--- START OF ENTRIES ---
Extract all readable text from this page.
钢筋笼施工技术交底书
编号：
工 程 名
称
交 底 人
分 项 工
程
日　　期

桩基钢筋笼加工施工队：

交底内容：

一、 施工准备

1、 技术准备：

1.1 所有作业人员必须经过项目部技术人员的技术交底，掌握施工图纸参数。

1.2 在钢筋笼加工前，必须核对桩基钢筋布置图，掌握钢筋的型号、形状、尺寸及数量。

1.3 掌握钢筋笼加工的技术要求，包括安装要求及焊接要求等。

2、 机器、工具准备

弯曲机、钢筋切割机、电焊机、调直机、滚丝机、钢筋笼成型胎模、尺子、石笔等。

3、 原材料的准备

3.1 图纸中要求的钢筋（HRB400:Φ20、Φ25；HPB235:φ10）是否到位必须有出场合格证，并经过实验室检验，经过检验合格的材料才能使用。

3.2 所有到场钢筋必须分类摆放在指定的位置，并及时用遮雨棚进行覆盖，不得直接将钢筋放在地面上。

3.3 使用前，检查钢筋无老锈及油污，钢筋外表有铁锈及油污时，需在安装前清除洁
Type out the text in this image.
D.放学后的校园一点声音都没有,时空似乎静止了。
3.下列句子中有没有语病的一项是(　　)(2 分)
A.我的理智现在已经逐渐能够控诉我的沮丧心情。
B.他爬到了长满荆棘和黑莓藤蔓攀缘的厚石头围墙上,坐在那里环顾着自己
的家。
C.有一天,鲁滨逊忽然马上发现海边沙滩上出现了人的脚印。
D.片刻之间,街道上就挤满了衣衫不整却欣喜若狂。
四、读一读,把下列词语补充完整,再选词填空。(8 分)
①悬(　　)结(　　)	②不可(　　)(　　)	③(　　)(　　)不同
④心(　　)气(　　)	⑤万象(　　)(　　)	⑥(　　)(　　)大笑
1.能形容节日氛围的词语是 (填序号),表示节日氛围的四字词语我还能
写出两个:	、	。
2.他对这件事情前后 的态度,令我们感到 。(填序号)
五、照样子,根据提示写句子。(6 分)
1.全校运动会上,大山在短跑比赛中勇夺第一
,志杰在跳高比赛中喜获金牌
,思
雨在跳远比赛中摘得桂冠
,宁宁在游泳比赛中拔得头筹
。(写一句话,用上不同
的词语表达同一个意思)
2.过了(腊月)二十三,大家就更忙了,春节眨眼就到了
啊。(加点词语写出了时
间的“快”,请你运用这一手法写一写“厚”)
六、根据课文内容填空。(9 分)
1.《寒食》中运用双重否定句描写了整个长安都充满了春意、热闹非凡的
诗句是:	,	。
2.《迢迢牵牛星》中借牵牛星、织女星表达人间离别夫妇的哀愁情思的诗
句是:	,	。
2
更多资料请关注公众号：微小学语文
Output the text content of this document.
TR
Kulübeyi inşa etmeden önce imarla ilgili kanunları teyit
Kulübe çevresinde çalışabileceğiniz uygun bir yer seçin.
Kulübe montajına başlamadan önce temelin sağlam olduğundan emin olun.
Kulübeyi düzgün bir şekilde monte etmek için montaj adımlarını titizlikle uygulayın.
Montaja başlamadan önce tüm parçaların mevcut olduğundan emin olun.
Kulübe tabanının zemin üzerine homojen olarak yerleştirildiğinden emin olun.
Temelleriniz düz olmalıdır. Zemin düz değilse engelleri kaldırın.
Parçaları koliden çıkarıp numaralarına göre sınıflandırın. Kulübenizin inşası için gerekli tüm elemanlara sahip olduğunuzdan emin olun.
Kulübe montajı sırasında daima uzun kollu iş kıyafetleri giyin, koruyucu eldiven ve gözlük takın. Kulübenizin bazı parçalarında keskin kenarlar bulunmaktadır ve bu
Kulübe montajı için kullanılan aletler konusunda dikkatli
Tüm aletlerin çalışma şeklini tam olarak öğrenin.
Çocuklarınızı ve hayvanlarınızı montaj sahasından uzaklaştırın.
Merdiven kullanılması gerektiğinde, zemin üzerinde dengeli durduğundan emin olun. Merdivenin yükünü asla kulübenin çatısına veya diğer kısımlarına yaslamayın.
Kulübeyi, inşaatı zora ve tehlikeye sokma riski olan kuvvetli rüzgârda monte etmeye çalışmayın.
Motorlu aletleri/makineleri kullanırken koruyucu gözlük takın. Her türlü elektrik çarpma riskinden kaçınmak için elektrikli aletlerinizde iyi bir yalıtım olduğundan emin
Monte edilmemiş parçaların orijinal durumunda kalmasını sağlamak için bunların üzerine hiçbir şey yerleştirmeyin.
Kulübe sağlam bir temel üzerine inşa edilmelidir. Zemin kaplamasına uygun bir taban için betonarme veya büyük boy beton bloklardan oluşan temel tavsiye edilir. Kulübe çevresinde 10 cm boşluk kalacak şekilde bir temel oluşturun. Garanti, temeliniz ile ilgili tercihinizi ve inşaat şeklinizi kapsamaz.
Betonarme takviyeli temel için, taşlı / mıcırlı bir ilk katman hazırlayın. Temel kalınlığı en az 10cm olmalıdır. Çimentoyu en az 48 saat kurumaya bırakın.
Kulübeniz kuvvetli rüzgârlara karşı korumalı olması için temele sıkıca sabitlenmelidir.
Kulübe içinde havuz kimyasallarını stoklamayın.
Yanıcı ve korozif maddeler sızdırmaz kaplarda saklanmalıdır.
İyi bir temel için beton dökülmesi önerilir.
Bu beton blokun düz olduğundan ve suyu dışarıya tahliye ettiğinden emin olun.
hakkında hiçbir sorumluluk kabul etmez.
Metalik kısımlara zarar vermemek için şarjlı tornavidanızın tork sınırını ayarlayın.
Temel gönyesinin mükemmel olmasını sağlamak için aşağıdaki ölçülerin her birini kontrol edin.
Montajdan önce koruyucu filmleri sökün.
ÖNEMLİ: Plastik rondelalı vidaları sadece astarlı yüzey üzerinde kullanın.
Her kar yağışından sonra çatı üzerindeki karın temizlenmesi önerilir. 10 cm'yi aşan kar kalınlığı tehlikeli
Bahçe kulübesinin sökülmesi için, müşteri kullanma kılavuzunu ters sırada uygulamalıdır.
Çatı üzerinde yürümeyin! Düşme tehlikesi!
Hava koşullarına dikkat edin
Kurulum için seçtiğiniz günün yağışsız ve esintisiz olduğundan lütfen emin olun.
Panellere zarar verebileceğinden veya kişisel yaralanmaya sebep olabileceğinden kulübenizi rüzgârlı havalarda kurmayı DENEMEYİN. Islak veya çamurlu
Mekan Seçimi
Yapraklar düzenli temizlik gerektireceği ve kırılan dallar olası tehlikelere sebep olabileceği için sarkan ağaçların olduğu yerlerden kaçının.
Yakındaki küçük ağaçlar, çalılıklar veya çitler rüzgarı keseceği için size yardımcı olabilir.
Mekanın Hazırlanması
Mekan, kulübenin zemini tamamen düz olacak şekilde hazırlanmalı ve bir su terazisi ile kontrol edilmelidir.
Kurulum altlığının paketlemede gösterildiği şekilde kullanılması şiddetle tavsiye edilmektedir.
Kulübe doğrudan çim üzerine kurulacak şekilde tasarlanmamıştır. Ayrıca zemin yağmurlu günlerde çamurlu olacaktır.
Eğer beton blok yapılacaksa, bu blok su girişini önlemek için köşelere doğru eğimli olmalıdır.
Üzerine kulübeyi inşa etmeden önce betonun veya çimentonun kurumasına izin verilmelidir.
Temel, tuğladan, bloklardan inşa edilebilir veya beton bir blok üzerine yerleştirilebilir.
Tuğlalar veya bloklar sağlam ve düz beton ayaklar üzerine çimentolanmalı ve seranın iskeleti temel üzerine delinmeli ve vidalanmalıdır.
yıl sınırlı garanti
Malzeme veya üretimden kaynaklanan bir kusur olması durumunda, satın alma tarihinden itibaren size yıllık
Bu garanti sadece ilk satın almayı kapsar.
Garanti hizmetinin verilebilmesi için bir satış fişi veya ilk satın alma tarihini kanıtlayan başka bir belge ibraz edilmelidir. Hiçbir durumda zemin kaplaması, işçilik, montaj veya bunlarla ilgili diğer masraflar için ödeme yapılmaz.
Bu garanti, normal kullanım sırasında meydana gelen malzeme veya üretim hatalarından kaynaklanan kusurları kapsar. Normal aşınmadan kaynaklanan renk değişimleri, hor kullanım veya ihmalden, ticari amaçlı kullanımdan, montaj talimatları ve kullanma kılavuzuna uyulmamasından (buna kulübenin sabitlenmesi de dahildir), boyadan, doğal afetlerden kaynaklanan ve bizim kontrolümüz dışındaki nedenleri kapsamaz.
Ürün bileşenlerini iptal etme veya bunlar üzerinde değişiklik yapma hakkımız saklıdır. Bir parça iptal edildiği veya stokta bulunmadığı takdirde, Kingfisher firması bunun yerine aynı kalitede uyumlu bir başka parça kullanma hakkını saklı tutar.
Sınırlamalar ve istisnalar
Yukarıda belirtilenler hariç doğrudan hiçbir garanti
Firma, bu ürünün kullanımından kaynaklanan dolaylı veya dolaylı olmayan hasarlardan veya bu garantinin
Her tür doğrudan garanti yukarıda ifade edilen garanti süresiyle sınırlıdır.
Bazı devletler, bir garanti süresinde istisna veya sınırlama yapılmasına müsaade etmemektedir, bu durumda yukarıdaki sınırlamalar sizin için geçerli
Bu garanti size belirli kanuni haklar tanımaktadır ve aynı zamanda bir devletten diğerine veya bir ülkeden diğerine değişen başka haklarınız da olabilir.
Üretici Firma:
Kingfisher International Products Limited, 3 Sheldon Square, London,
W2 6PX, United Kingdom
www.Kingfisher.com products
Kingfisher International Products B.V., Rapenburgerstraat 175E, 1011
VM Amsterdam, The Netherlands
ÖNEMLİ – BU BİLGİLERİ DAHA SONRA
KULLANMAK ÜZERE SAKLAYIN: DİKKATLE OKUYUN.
--- END OF ENTRIES ---
* **TASK BRIEF**:
Search the lines for the word "olarak" and report how many contain it, by number only.

* **TASK OUTPUT**:
2